**ENTRIES SUPPLIED**
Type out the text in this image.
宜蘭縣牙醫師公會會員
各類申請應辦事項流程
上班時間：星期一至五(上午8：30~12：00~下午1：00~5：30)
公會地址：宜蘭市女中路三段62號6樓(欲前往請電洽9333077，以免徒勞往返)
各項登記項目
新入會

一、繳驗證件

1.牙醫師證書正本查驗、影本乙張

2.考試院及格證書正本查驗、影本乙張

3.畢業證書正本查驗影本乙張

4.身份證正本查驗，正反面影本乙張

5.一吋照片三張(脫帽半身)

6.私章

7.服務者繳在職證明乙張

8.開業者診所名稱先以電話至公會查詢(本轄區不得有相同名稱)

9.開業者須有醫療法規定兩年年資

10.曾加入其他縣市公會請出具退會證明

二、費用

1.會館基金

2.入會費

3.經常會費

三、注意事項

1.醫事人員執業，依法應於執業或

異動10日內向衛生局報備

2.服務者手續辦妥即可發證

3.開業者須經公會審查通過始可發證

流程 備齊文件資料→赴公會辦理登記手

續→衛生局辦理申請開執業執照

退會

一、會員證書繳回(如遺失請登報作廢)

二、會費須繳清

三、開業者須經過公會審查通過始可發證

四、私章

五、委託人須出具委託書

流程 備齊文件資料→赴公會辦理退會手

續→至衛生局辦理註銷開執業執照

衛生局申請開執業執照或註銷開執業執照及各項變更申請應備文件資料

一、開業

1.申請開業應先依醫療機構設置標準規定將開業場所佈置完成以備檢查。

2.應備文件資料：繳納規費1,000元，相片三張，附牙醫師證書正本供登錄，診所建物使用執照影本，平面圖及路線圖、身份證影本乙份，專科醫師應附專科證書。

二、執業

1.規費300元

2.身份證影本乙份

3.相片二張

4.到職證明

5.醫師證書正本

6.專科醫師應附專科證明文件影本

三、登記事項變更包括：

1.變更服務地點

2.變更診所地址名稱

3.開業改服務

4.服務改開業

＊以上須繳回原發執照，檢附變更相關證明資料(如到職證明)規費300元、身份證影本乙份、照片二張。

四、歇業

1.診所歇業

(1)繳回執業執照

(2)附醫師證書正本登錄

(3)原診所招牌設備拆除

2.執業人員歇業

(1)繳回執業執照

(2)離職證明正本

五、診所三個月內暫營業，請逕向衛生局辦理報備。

**EXERCISE OBJECTIVE**
Keep only those lines of the records that hold "備齊文件資料", and return them.

**RESULT FOR THIS TASK**
流程 備齊文件資料→赴公會辦理登記手
流程 備齊文件資料→赴公會辦理退會手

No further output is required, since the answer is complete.